> Required task:
Copy every line, leaving nothing out and adding nothing.

> Provided entries:
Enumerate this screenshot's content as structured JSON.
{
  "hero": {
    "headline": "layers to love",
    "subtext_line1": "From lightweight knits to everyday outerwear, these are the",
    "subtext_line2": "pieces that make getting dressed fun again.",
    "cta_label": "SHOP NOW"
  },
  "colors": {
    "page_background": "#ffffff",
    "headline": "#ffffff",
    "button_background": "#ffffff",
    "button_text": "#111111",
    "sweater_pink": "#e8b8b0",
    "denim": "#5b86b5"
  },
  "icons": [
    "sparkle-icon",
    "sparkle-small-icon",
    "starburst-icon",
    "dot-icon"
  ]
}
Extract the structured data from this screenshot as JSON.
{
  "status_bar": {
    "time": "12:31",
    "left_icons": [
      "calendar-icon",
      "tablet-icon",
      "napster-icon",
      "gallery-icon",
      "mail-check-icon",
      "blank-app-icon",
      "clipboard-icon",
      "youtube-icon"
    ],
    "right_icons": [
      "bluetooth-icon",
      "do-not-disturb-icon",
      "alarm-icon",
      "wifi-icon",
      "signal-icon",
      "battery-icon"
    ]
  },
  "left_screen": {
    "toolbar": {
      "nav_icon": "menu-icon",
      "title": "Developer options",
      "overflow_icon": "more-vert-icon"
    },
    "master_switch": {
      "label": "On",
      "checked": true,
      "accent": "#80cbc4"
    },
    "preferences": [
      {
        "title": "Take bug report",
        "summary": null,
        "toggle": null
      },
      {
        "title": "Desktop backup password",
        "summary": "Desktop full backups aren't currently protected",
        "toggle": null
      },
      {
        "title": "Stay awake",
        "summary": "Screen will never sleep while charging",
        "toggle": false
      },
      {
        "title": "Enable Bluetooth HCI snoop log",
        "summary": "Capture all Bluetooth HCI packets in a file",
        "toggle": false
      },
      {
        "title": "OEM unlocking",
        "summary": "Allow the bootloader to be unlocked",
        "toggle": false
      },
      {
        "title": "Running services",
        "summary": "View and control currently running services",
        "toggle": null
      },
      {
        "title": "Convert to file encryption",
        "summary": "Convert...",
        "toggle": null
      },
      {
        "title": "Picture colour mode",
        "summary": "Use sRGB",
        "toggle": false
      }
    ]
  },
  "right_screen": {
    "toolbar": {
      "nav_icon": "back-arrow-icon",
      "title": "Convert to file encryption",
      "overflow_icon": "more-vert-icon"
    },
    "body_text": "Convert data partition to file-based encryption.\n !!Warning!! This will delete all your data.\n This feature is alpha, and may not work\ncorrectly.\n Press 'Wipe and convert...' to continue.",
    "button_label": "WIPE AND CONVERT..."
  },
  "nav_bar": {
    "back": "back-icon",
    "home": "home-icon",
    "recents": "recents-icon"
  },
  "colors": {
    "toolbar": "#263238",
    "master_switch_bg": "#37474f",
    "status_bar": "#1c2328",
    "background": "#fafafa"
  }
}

> Written answer:
Enumerate this screenshot's content as structured JSON.
{
  "hero": {
    "headline": "layers to love",
    "subtext_line1": "From lightweight knits to everyday outerwear, these are the",
    "subtext_line2": "pieces that make getting dressed fun again.",
    "cta_label": "SHOP NOW"
  },
  "colors": {
    "page_background": "#ffffff",
    "headline": "#ffffff",
    "button_background": "#ffffff",
    "button_text": "#111111",
    "sweater_pink": "#e8b8b0",
    "denim": "#5b86b5"
  },
  "icons": [
    "sparkle-icon",
    "sparkle-small-icon",
    "starburst-icon",
    "dot-icon"
  ]
}
Extract the structured data from this screenshot as JSON.
{
  "status_bar": {
    "time": "12:31",
    "left_icons": [
      "calendar-icon",
      "tablet-icon",
      "napster-icon",
      "gallery-icon",
      "mail-check-icon",
      "blank-app-icon",
      "clipboard-icon",
      "youtube-icon"
    ],
    "right_icons": [
      "bluetooth-icon",
      "do-not-disturb-icon",
      "alarm-icon",
      "wifi-icon",
      "signal-icon",
      "battery-icon"
    ]
  },
  "left_screen": {
    "toolbar": {
      "nav_icon": "menu-icon",
      "title": "Developer options",
      "overflow_icon": "more-vert-icon"
    },
    "master_switch": {
      "label": "On",
      "checked": true,
      "accent": "#80cbc4"
    },
    "preferences": [
      {
        "title": "Take bug report",
        "summary": null,
        "toggle": null
      },
      {
        "title": "Desktop backup password",
        "summary": "Desktop full backups aren't currently protected",
        "toggle": null
      },
      {
        "title": "Stay awake",
        "summary": "Screen will never sleep while charging",
        "toggle": false
      },
      {
        "title": "Enable Bluetooth HCI snoop log",
        "summary": "Capture all Bluetooth HCI packets in a file",
        "toggle": false
      },
      {
        "title": "OEM unlocking",
        "summary": "Allow the bootloader to be unlocked",
        "toggle": false
      },
      {
        "title": "Running services",
        "summary": "View and control currently running services",
        "toggle": null
      },
      {
        "title": "Convert to file encryption",
        "summary": "Convert...",
        "toggle": null
      },
      {
        "title": "Picture colour mode",
        "summary": "Use sRGB",
        "toggle": false
      }
    ]
  },
  "right_screen": {
    "toolbar": {
      "nav_icon": "back-arrow-icon",
      "title": "Convert to file encryption",
      "overflow_icon": "more-vert-icon"
    },
    "body_text": "Convert data partition to file-based encryption.\n !!Warning!! This will delete all your data.\n This feature is alpha, and may not work\ncorrectly.\n Press 'Wipe and convert...' to continue.",
    "button_label": "WIPE AND CONVERT..."
  },
  "nav_bar": {
    "back": "back-icon",
    "home": "home-icon",
    "recents": "recents-icon"
  },
  "colors": {
    "toolbar": "#263238",
    "master_switch_bg": "#37474f",
    "status_bar": "#1c2328",
    "background": "#fafafa"
  }
}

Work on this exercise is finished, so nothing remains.